═════ Entries shown

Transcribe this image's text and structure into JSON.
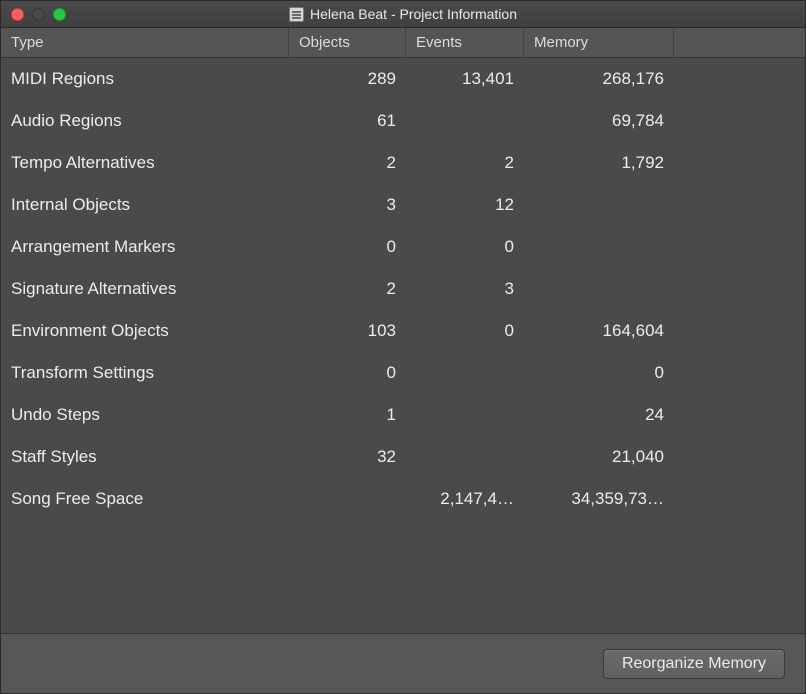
{
  "window": {
    "title": "Helena Beat - Project Information"
  },
  "columns": {
    "type": "Type",
    "objects": "Objects",
    "events": "Events",
    "memory": "Memory"
  },
  "rows": [
    {
      "type": "MIDI Regions",
      "objects": "289",
      "events": "13,401",
      "memory": "268,176"
    },
    {
      "type": "Audio Regions",
      "objects": "61",
      "events": "",
      "memory": "69,784"
    },
    {
      "type": "Tempo Alternatives",
      "objects": "2",
      "events": "2",
      "memory": "1,792"
    },
    {
      "type": "Internal Objects",
      "objects": "3",
      "events": "12",
      "memory": ""
    },
    {
      "type": "Arrangement Markers",
      "objects": "0",
      "events": "0",
      "memory": ""
    },
    {
      "type": "Signature Alternatives",
      "objects": "2",
      "events": "3",
      "memory": ""
    },
    {
      "type": "Environment Objects",
      "objects": "103",
      "events": "0",
      "memory": "164,604"
    },
    {
      "type": "Transform Settings",
      "objects": "0",
      "events": "",
      "memory": "0"
    },
    {
      "type": "Undo Steps",
      "objects": "1",
      "events": "",
      "memory": "24"
    },
    {
      "type": "Staff Styles",
      "objects": "32",
      "events": "",
      "memory": "21,040"
    },
    {
      "type": "Song Free Space",
      "objects": "",
      "events": "2,147,4…",
      "memory": "34,359,73…"
    }
  ],
  "footer": {
    "reorganize_label": "Reorganize Memory"
  }
}
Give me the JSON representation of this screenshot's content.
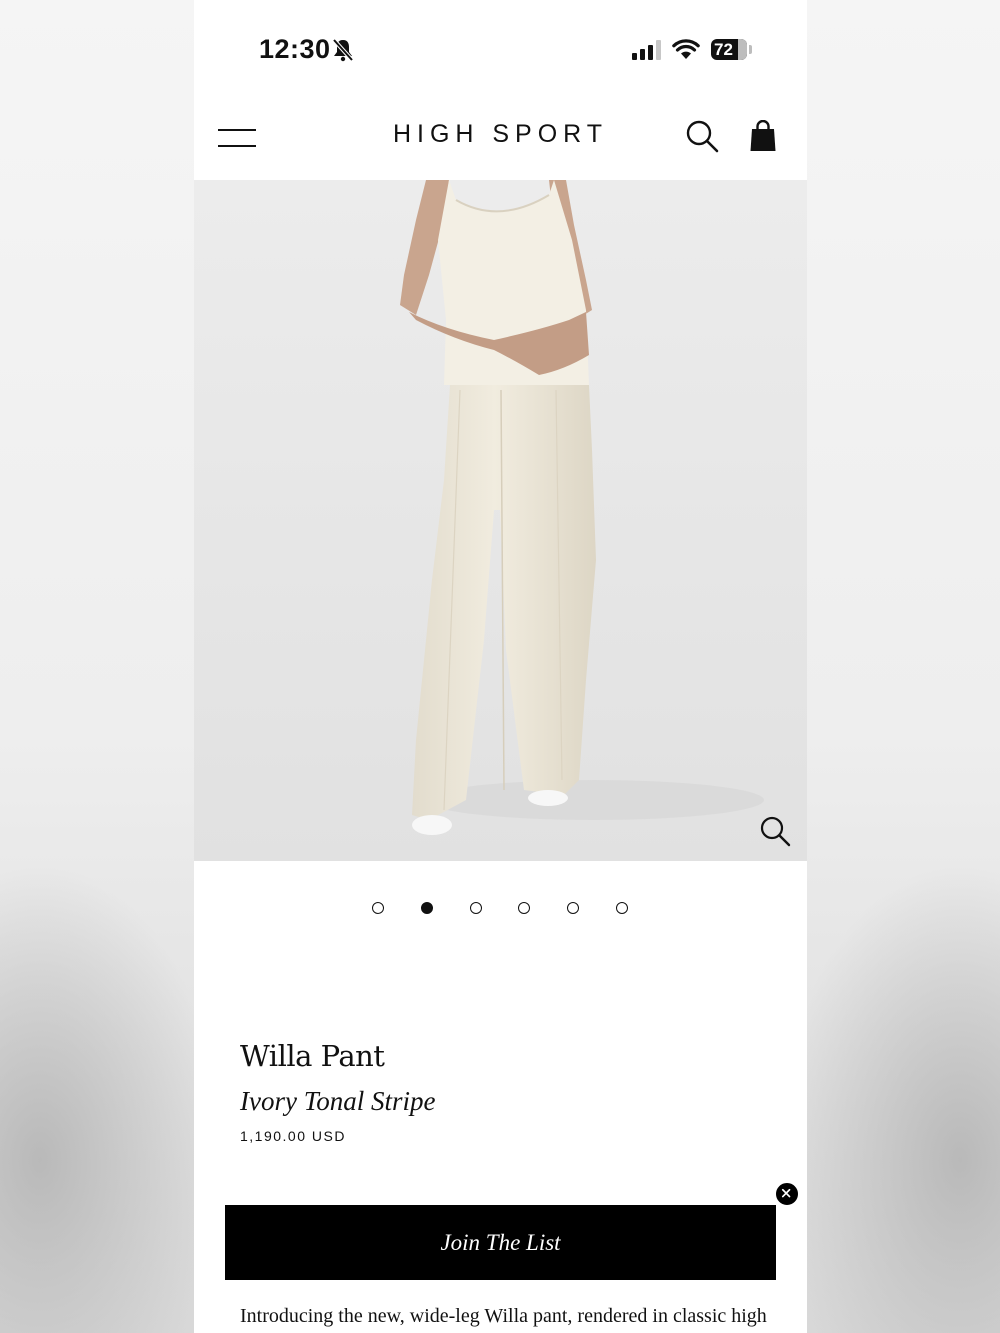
{
  "status_bar": {
    "time": "12:30",
    "battery": "72",
    "icons": [
      "bell-slash-icon",
      "cellular-signal-icon",
      "wifi-icon",
      "battery-icon"
    ]
  },
  "header": {
    "brand": "HIGH SPORT",
    "icons": [
      "hamburger-menu-icon",
      "search-icon",
      "shopping-bag-icon"
    ]
  },
  "gallery": {
    "image_alt": "Model wearing ivory sleeveless top and wide-leg pants",
    "slide_count": 6,
    "active_slide": 2,
    "zoom_icon": "zoom-icon"
  },
  "product": {
    "name": "Willa Pant",
    "color": "Ivory Tonal Stripe",
    "price": "1,190.00 USD",
    "description": "Introducing the new, wide-leg Willa pant, rendered in classic high"
  },
  "join_banner": {
    "label": "Join The List",
    "close_icon": "close-icon"
  },
  "colors": {
    "accent": "#000000",
    "page_bg": "#ffffff",
    "garment": "#efeadd"
  }
}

══════════

Problem details
Copy out, unchanged, the span of lines beginning with the one that includes "Give me the" and running through the final line of the material above. Leave the pictures out.

Answer in full
Give me the JSON representation of this screenshot's content.
{
  "status_bar": {
    "time": "12:30",
    "battery": "72",
    "icons": [
      "bell-slash-icon",
      "cellular-signal-icon",
      "wifi-icon",
      "battery-icon"
    ]
  },
  "header": {
    "brand": "HIGH SPORT",
    "icons": [
      "hamburger-menu-icon",
      "search-icon",
      "shopping-bag-icon"
    ]
  },
  "gallery": {
    "image_alt": "Model wearing ivory sleeveless top and wide-leg pants",
    "slide_count": 6,
    "active_slide": 2,
    "zoom_icon": "zoom-icon"
  },
  "product": {
    "name": "Willa Pant",
    "color": "Ivory Tonal Stripe",
    "price": "1,190.00 USD",
    "description": "Introducing the new, wide-leg Willa pant, rendered in classic high"
  },
  "join_banner": {
    "label": "Join The List",
    "close_icon": "close-icon"
  },
  "colors": {
    "accent": "#000000",
    "page_bg": "#ffffff",
    "garment": "#efeadd"
  }
}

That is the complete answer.